Using the data below, please return every line exactly as given.
** PROVIDED ENTRIES follows **
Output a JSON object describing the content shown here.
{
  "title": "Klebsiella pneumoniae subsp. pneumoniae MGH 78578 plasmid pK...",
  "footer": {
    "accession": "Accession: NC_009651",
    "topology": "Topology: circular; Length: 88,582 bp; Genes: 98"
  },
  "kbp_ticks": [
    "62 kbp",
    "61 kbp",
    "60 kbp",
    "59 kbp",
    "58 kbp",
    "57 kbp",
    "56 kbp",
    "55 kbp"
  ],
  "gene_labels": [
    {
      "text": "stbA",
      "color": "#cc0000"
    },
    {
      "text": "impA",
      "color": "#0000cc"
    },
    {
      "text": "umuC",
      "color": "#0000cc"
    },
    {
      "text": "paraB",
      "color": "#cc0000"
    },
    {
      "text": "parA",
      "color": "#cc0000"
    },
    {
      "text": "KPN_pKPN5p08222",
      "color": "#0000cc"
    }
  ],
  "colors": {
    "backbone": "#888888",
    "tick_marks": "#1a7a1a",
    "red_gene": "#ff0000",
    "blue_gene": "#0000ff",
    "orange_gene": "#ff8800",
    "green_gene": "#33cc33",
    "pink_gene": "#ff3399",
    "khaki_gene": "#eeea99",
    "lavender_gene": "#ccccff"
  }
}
** End of PROVIDED ENTRIES **
• **EXERCISE ANSWER**:
Output a JSON object describing the content shown here.
{
  "title": "Klebsiella pneumoniae subsp. pneumoniae MGH 78578 plasmid pK...",
  "footer": {
    "accession": "Accession: NC_009651",
    "topology": "Topology: circular; Length: 88,582 bp; Genes: 98"
  },
  "kbp_ticks": [
    "62 kbp",
    "61 kbp",
    "60 kbp",
    "59 kbp",
    "58 kbp",
    "57 kbp",
    "56 kbp",
    "55 kbp"
  ],
  "gene_labels": [
    {
      "text": "stbA",
      "color": "#cc0000"
    },
    {
      "text": "impA",
      "color": "#0000cc"
    },
    {
      "text": "umuC",
      "color": "#0000cc"
    },
    {
      "text": "paraB",
      "color": "#cc0000"
    },
    {
      "text": "parA",
      "color": "#cc0000"
    },
    {
      "text": "KPN_pKPN5p08222",
      "color": "#0000cc"
    }
  ],
  "colors": {
    "backbone": "#888888",
    "tick_marks": "#1a7a1a",
    "red_gene": "#ff0000",
    "blue_gene": "#0000ff",
    "orange_gene": "#ff8800",
    "green_gene": "#33cc33",
    "pink_gene": "#ff3399",
    "khaki_gene": "#eeea99",
    "lavender_gene": "#ccccff"
  }
}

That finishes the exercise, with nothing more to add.